— start Listing —
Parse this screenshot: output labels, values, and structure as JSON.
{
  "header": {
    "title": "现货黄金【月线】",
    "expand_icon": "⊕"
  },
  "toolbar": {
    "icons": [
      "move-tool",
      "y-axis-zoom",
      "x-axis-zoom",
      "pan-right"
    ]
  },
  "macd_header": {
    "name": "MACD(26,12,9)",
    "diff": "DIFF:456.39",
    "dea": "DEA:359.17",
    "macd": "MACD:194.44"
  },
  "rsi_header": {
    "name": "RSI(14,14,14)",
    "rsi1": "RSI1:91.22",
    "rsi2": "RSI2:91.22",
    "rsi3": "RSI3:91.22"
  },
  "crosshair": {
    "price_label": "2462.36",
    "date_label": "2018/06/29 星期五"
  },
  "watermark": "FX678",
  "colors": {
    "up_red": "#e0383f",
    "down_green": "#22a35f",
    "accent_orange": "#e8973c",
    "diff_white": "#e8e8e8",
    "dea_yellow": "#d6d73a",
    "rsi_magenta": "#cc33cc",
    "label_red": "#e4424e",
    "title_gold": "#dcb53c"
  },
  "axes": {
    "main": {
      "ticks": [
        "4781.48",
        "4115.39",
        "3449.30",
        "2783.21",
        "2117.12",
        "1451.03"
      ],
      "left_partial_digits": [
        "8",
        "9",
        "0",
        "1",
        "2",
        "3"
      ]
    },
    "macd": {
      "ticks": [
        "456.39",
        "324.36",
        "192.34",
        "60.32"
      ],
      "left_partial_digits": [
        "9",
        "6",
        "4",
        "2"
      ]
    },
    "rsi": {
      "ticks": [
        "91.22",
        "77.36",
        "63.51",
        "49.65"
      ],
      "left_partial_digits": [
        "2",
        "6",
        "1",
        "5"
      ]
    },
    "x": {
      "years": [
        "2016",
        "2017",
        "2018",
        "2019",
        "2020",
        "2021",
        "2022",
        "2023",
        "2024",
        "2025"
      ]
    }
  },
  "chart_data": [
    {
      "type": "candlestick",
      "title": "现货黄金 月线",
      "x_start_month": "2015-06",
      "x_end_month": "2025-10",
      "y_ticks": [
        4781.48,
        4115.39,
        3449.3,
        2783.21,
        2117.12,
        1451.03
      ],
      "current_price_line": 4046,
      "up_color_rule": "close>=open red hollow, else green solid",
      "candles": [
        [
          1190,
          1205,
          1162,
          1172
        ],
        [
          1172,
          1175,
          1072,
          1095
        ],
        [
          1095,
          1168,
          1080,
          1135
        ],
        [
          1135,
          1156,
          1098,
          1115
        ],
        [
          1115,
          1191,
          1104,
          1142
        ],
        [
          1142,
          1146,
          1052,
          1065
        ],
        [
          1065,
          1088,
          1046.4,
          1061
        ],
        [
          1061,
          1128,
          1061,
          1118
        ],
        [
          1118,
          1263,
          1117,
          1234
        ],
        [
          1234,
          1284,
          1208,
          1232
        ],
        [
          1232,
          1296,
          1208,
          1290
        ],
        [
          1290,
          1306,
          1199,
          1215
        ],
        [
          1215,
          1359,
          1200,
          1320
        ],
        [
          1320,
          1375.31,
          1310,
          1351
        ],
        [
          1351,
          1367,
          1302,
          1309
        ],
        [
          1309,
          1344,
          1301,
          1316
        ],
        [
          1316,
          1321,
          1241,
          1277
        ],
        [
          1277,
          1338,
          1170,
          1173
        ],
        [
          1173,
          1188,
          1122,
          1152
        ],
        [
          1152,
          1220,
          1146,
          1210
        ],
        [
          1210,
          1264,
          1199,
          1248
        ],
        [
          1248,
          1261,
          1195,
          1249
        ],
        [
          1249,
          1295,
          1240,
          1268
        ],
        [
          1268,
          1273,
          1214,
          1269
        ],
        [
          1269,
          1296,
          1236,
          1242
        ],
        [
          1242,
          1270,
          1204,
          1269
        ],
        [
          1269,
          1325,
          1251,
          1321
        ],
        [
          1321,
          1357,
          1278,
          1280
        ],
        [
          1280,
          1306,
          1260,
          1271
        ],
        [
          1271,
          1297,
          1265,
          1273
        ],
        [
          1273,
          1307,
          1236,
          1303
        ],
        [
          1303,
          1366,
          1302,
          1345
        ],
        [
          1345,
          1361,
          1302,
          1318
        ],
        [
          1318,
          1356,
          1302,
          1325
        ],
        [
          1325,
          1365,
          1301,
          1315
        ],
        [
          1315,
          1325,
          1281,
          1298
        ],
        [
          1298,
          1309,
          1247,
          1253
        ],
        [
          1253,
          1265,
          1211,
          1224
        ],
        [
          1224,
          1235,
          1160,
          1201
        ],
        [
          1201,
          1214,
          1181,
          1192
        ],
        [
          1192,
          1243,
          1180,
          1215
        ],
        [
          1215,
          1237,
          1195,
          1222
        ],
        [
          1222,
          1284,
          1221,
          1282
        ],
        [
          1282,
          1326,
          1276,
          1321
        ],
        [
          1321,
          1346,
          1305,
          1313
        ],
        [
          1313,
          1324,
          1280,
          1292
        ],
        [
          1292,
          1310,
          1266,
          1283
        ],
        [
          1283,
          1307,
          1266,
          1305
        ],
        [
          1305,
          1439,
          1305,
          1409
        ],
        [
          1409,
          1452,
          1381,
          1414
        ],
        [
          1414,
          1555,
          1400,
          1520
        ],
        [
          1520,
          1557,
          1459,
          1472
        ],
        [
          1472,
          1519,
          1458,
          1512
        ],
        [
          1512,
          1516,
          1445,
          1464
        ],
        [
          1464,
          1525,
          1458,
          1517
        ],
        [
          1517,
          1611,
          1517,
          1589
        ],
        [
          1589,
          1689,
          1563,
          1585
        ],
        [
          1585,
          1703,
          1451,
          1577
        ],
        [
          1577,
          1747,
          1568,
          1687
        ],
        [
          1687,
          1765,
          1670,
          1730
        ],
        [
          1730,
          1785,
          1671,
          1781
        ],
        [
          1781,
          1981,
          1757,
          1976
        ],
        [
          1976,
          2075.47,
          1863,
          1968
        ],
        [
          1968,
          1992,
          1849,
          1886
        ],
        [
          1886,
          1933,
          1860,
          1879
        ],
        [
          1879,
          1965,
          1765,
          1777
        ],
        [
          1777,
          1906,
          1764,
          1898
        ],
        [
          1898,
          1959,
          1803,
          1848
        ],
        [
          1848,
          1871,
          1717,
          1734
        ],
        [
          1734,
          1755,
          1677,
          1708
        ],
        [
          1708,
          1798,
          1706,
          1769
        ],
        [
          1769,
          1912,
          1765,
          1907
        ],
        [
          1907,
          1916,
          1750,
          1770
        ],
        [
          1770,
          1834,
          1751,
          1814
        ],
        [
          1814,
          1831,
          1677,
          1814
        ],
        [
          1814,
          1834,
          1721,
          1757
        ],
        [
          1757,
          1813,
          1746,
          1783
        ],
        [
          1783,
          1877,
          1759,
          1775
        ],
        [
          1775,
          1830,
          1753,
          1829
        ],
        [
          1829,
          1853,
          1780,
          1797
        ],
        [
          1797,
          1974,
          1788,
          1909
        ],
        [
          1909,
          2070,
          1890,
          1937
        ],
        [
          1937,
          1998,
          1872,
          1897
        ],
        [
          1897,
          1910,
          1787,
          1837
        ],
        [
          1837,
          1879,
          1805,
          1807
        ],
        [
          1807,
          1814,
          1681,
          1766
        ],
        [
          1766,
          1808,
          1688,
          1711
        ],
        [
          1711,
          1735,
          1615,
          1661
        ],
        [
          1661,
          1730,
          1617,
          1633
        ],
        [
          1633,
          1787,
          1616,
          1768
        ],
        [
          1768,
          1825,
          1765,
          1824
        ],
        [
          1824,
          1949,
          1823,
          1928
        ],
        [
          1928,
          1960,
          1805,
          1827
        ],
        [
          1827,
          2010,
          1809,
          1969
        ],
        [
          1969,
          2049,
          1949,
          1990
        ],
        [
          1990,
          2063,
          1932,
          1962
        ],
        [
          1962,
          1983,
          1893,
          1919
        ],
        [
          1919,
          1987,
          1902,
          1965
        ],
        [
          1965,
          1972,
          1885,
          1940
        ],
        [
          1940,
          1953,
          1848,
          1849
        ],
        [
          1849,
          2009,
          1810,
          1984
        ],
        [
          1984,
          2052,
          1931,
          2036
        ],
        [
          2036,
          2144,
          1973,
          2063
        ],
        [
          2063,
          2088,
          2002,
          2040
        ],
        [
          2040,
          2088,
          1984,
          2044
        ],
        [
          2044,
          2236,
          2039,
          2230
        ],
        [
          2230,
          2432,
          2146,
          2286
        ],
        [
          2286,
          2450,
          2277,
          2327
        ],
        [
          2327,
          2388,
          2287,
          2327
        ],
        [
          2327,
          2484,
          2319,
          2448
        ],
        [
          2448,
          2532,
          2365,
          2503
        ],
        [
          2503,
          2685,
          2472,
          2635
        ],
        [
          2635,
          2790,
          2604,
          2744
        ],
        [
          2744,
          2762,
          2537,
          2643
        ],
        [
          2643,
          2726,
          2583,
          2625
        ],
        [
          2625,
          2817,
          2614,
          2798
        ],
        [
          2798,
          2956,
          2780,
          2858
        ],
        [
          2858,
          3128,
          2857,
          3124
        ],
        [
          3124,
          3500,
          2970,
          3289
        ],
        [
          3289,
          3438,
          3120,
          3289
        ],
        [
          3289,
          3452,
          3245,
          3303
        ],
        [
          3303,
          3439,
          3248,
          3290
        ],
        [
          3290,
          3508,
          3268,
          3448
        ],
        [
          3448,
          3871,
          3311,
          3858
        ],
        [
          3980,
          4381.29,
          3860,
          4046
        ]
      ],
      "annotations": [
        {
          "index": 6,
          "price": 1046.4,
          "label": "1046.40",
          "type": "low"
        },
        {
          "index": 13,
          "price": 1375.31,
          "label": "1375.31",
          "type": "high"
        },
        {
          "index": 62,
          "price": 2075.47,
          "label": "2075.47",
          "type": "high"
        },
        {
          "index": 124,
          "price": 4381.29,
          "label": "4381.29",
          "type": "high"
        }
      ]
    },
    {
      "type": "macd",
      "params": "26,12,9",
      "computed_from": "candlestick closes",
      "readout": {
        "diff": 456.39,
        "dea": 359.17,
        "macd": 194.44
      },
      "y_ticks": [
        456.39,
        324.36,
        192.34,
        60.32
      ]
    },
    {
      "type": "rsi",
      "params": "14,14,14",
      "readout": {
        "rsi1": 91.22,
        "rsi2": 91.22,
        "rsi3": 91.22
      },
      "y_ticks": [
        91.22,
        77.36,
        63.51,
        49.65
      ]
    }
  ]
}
— end Listing —
■ Challenge
Tally how many lines of the records hold the word "candlestick". Answer with the number only.

■ Task response
2